### [WORK INSTRUCTIONS]
Sift the material for lines containing "يعلم", and return them.
━━━━━━━━━━
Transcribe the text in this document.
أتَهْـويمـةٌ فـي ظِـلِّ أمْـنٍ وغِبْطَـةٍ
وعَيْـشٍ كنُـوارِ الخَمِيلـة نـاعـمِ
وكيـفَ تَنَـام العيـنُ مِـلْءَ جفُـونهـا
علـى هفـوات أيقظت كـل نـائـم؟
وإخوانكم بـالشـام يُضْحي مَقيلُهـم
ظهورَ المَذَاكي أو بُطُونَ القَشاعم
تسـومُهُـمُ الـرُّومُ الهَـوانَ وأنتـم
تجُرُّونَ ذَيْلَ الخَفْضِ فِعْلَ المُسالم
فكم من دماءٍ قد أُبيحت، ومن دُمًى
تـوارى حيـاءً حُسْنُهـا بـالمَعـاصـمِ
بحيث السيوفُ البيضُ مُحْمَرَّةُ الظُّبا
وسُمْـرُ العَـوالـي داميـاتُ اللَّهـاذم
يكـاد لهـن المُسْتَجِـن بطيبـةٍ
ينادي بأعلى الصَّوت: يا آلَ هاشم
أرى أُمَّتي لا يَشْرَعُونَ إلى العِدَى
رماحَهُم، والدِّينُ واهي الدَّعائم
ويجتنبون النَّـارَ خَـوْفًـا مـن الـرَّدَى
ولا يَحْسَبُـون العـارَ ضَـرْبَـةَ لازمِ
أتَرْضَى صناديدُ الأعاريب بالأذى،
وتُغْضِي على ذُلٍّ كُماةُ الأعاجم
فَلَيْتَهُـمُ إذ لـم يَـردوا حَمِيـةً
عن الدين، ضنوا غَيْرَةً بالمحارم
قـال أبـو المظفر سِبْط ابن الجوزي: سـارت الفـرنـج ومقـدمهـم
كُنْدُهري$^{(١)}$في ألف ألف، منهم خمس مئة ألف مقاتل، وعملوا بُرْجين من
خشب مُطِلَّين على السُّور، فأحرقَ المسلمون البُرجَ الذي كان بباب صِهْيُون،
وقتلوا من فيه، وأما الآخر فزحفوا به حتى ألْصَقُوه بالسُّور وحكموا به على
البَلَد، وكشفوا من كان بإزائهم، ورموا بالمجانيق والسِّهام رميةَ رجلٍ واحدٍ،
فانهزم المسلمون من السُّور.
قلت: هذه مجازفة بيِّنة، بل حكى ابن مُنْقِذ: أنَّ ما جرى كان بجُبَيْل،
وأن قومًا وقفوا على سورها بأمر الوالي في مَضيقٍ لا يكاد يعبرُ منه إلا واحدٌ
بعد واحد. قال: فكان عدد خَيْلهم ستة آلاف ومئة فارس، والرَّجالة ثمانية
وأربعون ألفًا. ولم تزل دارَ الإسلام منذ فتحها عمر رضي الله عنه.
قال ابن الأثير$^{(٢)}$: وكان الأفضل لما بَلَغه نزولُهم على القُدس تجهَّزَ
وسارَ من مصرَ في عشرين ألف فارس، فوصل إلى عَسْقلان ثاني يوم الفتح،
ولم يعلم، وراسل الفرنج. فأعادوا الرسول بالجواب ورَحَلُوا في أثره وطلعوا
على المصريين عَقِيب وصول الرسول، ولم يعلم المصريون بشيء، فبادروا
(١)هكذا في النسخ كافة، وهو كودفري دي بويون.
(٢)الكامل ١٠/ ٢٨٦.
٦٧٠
━━━━━━━━━━
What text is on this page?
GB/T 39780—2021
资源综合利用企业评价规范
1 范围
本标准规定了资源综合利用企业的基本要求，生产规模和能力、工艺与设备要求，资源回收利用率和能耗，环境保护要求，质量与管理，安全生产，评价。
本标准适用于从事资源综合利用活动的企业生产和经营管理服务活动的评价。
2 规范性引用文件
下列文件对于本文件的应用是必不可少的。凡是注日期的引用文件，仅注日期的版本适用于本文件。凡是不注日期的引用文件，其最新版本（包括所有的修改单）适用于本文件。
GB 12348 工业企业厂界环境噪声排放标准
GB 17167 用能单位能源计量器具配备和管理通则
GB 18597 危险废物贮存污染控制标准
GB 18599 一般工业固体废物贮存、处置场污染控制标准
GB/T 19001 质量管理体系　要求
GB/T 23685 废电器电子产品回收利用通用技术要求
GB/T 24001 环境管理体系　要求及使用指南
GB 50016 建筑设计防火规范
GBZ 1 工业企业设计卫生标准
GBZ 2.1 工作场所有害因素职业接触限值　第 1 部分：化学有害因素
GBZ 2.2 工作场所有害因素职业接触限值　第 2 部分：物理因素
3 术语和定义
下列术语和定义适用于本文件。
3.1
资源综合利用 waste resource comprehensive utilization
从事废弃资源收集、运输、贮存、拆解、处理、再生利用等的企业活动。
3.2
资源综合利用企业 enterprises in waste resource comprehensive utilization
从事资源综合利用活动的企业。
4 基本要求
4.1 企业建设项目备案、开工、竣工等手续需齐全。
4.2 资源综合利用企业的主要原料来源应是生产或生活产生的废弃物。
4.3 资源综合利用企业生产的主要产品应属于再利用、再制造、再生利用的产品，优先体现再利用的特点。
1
━━━━━━━━━━
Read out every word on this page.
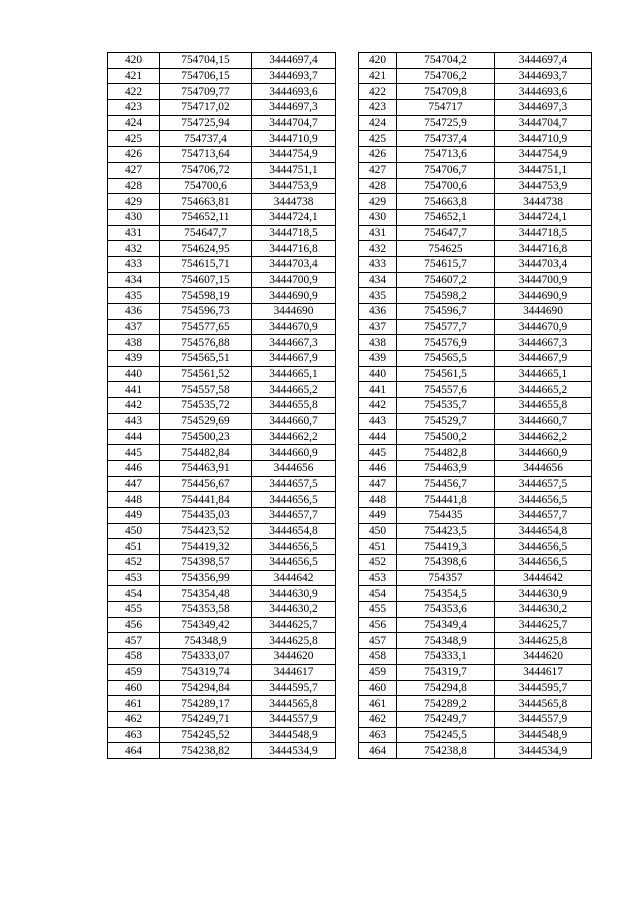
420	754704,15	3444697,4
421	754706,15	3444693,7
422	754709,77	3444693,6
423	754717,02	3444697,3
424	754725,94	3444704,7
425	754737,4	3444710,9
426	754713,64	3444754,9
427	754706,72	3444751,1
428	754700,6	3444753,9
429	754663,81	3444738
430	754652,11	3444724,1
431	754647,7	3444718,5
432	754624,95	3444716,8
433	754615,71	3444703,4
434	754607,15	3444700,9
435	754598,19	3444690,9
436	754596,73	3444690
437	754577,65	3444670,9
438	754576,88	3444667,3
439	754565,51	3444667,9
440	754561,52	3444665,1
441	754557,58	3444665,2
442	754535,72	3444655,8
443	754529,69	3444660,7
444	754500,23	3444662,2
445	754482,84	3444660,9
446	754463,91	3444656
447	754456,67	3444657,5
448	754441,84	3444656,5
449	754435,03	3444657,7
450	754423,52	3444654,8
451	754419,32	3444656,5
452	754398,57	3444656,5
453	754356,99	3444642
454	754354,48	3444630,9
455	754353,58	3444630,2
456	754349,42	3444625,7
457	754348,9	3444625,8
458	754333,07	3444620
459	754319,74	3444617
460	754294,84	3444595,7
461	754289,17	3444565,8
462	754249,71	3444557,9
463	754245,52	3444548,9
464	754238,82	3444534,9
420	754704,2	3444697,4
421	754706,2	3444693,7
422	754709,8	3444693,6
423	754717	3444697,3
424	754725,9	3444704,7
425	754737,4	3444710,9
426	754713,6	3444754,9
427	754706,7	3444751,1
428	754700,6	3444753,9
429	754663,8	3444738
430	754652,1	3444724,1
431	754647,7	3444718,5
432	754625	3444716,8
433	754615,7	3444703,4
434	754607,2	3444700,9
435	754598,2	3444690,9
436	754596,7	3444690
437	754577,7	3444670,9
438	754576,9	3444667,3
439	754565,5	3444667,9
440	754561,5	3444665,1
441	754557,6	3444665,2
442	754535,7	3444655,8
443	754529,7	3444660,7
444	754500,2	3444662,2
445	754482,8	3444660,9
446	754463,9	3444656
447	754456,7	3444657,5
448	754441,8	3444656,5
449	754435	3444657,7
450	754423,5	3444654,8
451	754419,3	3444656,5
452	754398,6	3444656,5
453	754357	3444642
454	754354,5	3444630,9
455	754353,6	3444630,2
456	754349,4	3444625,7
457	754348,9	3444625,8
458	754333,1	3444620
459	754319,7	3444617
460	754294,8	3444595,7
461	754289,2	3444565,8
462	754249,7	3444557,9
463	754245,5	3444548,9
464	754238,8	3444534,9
━━━━━━━━━━
### [COMPLETE OUTPUT]
ولم يعلم، وراسل الفرنج. فأعادوا الرسول بالجواب ورَحَلُوا في أثره وطلعوا
على المصريين عَقِيب وصول الرسول، ولم يعلم المصريون بشيء، فبادروا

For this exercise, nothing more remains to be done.